**What you have to do:** Copy the records below exactly, leaving out every picture.

### Provided information ###

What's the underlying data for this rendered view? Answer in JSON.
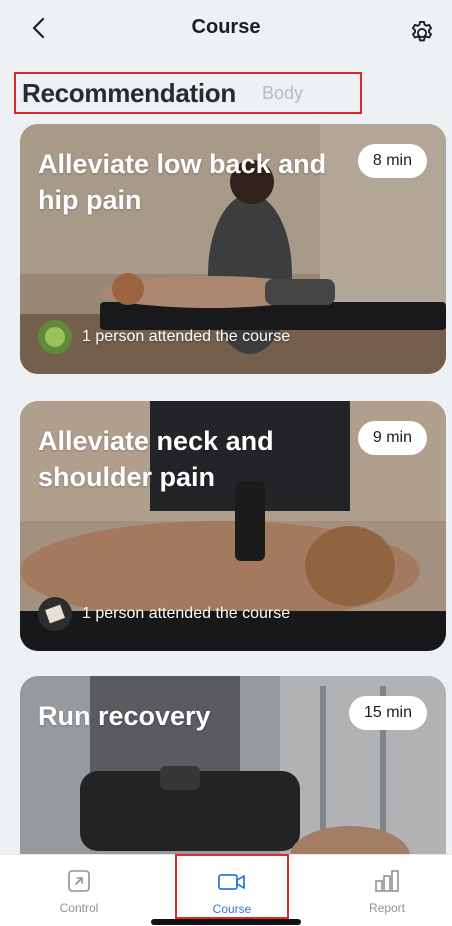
{
  "header": {
    "title": "Course",
    "back_icon": "chevron-left-icon",
    "settings_icon": "gear-icon"
  },
  "segments": {
    "active": "Recommendation",
    "inactive": "Body"
  },
  "courses": [
    {
      "title": "Alleviate low back and hip pain",
      "duration": "8 min",
      "attended": "1  person attended the course"
    },
    {
      "title": "Alleviate neck and shoulder pain",
      "duration": "9 min",
      "attended": "1  person attended the course"
    },
    {
      "title": "Run recovery",
      "duration": "15 min"
    }
  ],
  "tabbar": {
    "items": [
      {
        "label": "Control",
        "icon": "arrow-up-right-box-icon"
      },
      {
        "label": "Course",
        "icon": "video-camera-icon"
      },
      {
        "label": "Report",
        "icon": "bar-chart-icon"
      }
    ]
  },
  "colors": {
    "highlight": "#e3262b",
    "active_tab": "#2f7ad9",
    "inactive_tab": "#8e9297",
    "background": "#eef1f4"
  }
}
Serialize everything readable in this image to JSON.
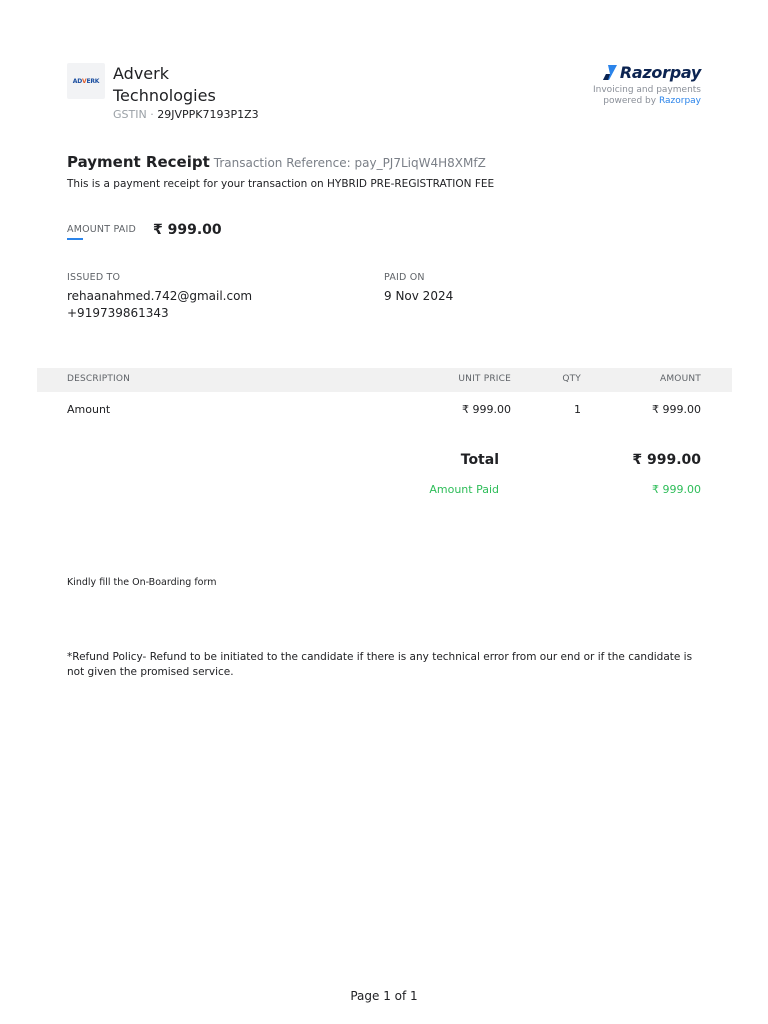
{
  "merchant": {
    "logo_text_a": "AD",
    "logo_text_b": "V",
    "logo_text_c": "ERK",
    "name": "Adverk Technologies",
    "gstin_label": "GSTIN",
    "gstin_sep": " · ",
    "gstin_value": "29JVPPK7193P1Z3"
  },
  "provider": {
    "brand": "Razorpay",
    "tagline_line1": "Invoicing and payments",
    "tagline_line2_prefix": "powered by ",
    "tagline_line2_link": "Razorpay",
    "brand_color": "#0c2451",
    "accent_color": "#2b84ea"
  },
  "receipt": {
    "title": "Payment Receipt",
    "transaction_reference": "Transaction Reference: pay_PJ7LiqW4H8XMfZ",
    "subtitle": "This is a payment receipt for your transaction on HYBRID PRE-REGISTRATION FEE",
    "amount_paid_label": "AMOUNT PAID",
    "amount_paid_value": "₹ 999.00"
  },
  "issued_to": {
    "label": "ISSUED TO",
    "email": "rehaanahmed.742@gmail.com",
    "phone": "+919739861343"
  },
  "paid_on": {
    "label": "PAID ON",
    "date": "9 Nov 2024"
  },
  "table": {
    "headers": {
      "description": "DESCRIPTION",
      "unit_price": "UNIT PRICE",
      "qty": "QTY",
      "amount": "AMOUNT"
    },
    "rows": [
      {
        "description": "Amount",
        "unit_price": "₹ 999.00",
        "qty": "1",
        "amount": "₹ 999.00"
      }
    ]
  },
  "totals": {
    "total_label": "Total",
    "total_value": "₹ 999.00",
    "amount_paid_label": "Amount Paid",
    "amount_paid_value": "₹ 999.00",
    "paid_color": "#2ebd59"
  },
  "notes": {
    "onboarding": "Kindly fill the On-Boarding form",
    "refund_policy": "*Refund Policy- Refund to be initiated to the candidate if there is any technical error from our end or if the candidate is not given the promised service."
  },
  "footer": {
    "page": "Page 1 of 1"
  }
}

###

**Exercise output:**
What's the underlying data for this rendered view? Answer in JSON.
{
  "header": {
    "title": "Course",
    "back_icon": "chevron-left-icon",
    "settings_icon": "gear-icon"
  },
  "segments": {
    "active": "Recommendation",
    "inactive": "Body"
  },
  "courses": [
    {
      "title": "Alleviate low back and hip pain",
      "duration": "8 min",
      "attended": "1  person attended the course"
    },
    {
      "title": "Alleviate neck and shoulder pain",
      "duration": "9 min",
      "attended": "1  person attended the course"
    },
    {
      "title": "Run recovery",
      "duration": "15 min"
    }
  ],
  "tabbar": {
    "items": [
      {
        "label": "Control",
        "icon": "arrow-up-right-box-icon"
      },
      {
        "label": "Course",
        "icon": "video-camera-icon"
      },
      {
        "label": "Report",
        "icon": "bar-chart-icon"
      }
    ]
  },
  "colors": {
    "highlight": "#e3262b",
    "active_tab": "#2f7ad9",
    "inactive_tab": "#8e9297",
    "background": "#eef1f4"
  }
}
Serialize everything readable in this image to JSON.
{
  "merchant": {
    "logo_text_a": "AD",
    "logo_text_b": "V",
    "logo_text_c": "ERK",
    "name": "Adverk Technologies",
    "gstin_label": "GSTIN",
    "gstin_sep": " · ",
    "gstin_value": "29JVPPK7193P1Z3"
  },
  "provider": {
    "brand": "Razorpay",
    "tagline_line1": "Invoicing and payments",
    "tagline_line2_prefix": "powered by ",
    "tagline_line2_link": "Razorpay",
    "brand_color": "#0c2451",
    "accent_color": "#2b84ea"
  },
  "receipt": {
    "title": "Payment Receipt",
    "transaction_reference": "Transaction Reference: pay_PJ7LiqW4H8XMfZ",
    "subtitle": "This is a payment receipt for your transaction on HYBRID PRE-REGISTRATION FEE",
    "amount_paid_label": "AMOUNT PAID",
    "amount_paid_value": "₹ 999.00"
  },
  "issued_to": {
    "label": "ISSUED TO",
    "email": "rehaanahmed.742@gmail.com",
    "phone": "+919739861343"
  },
  "paid_on": {
    "label": "PAID ON",
    "date": "9 Nov 2024"
  },
  "table": {
    "headers": {
      "description": "DESCRIPTION",
      "unit_price": "UNIT PRICE",
      "qty": "QTY",
      "amount": "AMOUNT"
    },
    "rows": [
      {
        "description": "Amount",
        "unit_price": "₹ 999.00",
        "qty": "1",
        "amount": "₹ 999.00"
      }
    ]
  },
  "totals": {
    "total_label": "Total",
    "total_value": "₹ 999.00",
    "amount_paid_label": "Amount Paid",
    "amount_paid_value": "₹ 999.00",
    "paid_color": "#2ebd59"
  },
  "notes": {
    "onboarding": "Kindly fill the On-Boarding form",
    "refund_policy": "*Refund Policy- Refund to be initiated to the candidate if there is any technical error from our end or if the candidate is not given the promised service."
  },
  "footer": {
    "page": "Page 1 of 1"
  }
}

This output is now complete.